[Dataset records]
****************************************

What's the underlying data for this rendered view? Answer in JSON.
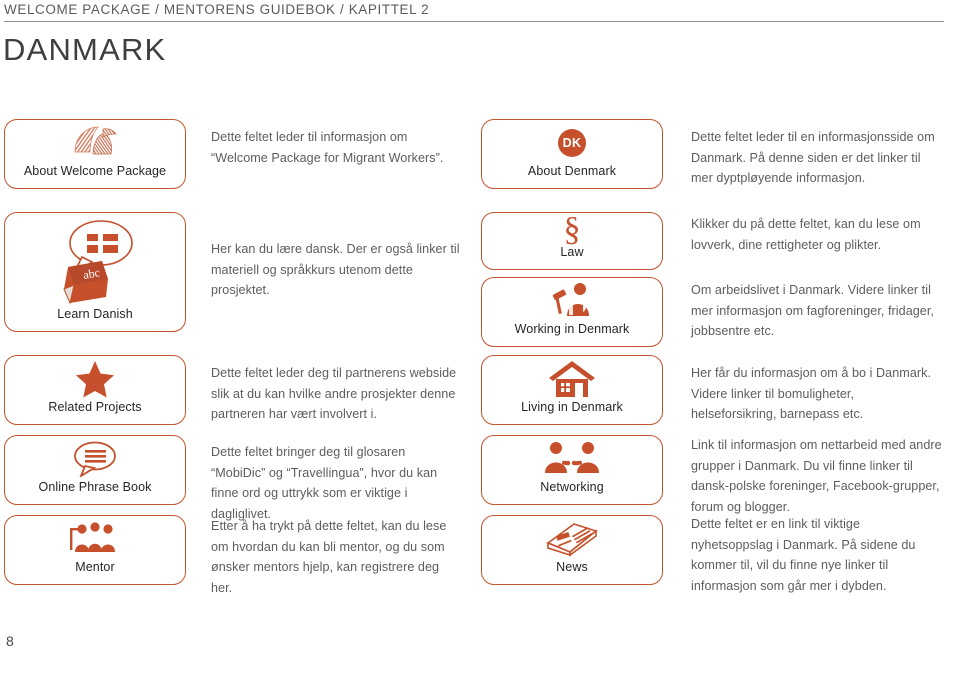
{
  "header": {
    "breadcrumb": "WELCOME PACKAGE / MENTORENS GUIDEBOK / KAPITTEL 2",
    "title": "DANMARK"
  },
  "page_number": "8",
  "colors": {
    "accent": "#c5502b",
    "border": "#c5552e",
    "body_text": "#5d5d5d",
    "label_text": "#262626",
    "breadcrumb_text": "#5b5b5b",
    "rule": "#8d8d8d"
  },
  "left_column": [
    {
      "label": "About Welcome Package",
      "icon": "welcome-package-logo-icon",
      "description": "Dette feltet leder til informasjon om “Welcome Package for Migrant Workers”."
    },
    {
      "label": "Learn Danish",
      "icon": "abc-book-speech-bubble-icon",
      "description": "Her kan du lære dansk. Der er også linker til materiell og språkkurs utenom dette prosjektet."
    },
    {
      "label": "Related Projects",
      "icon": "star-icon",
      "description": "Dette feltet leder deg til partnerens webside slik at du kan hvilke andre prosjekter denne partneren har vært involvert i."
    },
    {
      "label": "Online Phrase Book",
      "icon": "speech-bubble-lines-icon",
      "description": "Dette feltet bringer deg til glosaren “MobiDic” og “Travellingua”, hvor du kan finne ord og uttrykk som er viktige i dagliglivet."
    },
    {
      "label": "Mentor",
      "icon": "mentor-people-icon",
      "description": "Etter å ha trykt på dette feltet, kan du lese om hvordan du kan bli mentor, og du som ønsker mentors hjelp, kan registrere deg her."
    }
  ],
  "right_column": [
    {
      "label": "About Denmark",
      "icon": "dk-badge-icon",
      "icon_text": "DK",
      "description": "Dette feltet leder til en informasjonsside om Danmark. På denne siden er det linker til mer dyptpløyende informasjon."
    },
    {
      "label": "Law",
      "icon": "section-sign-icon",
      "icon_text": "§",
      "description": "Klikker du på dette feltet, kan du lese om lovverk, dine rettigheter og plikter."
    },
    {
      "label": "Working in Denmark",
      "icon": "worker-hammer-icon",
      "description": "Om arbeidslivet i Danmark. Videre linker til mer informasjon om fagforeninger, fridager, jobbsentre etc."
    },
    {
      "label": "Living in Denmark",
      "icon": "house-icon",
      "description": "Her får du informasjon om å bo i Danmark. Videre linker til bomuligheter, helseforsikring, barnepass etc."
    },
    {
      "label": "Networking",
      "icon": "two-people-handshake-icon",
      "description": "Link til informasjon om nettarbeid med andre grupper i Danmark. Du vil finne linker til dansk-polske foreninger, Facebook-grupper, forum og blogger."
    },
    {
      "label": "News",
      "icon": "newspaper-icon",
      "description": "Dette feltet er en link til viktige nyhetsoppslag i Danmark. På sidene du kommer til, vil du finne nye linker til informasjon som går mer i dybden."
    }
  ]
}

****************************************

* Problem description
Copy out the data above exactly, except the pictures.

* Correct answer
What's the underlying data for this rendered view? Answer in JSON.
{
  "header": {
    "breadcrumb": "WELCOME PACKAGE / MENTORENS GUIDEBOK / KAPITTEL 2",
    "title": "DANMARK"
  },
  "page_number": "8",
  "colors": {
    "accent": "#c5502b",
    "border": "#c5552e",
    "body_text": "#5d5d5d",
    "label_text": "#262626",
    "breadcrumb_text": "#5b5b5b",
    "rule": "#8d8d8d"
  },
  "left_column": [
    {
      "label": "About Welcome Package",
      "icon": "welcome-package-logo-icon",
      "description": "Dette feltet leder til informasjon om “Welcome Package for Migrant Workers”."
    },
    {
      "label": "Learn Danish",
      "icon": "abc-book-speech-bubble-icon",
      "description": "Her kan du lære dansk. Der er også linker til materiell og språkkurs utenom dette prosjektet."
    },
    {
      "label": "Related Projects",
      "icon": "star-icon",
      "description": "Dette feltet leder deg til partnerens webside slik at du kan hvilke andre prosjekter denne partneren har vært involvert i."
    },
    {
      "label": "Online Phrase Book",
      "icon": "speech-bubble-lines-icon",
      "description": "Dette feltet bringer deg til glosaren “MobiDic” og “Travellingua”, hvor du kan finne ord og uttrykk som er viktige i dagliglivet."
    },
    {
      "label": "Mentor",
      "icon": "mentor-people-icon",
      "description": "Etter å ha trykt på dette feltet, kan du lese om hvordan du kan bli mentor, og du som ønsker mentors hjelp, kan registrere deg her."
    }
  ],
  "right_column": [
    {
      "label": "About Denmark",
      "icon": "dk-badge-icon",
      "icon_text": "DK",
      "description": "Dette feltet leder til en informasjonsside om Danmark. På denne siden er det linker til mer dyptpløyende informasjon."
    },
    {
      "label": "Law",
      "icon": "section-sign-icon",
      "icon_text": "§",
      "description": "Klikker du på dette feltet, kan du lese om lovverk, dine rettigheter og plikter."
    },
    {
      "label": "Working in Denmark",
      "icon": "worker-hammer-icon",
      "description": "Om arbeidslivet i Danmark. Videre linker til mer informasjon om fagforeninger, fridager, jobbsentre etc."
    },
    {
      "label": "Living in Denmark",
      "icon": "house-icon",
      "description": "Her får du informasjon om å bo i Danmark. Videre linker til bomuligheter, helseforsikring, barnepass etc."
    },
    {
      "label": "Networking",
      "icon": "two-people-handshake-icon",
      "description": "Link til informasjon om nettarbeid med andre grupper i Danmark. Du vil finne linker til dansk-polske foreninger, Facebook-grupper, forum og blogger."
    },
    {
      "label": "News",
      "icon": "newspaper-icon",
      "description": "Dette feltet er en link til viktige nyhetsoppslag i Danmark. På sidene du kommer til, vil du finne nye linker til informasjon som går mer i dybden."
    }
  ]
}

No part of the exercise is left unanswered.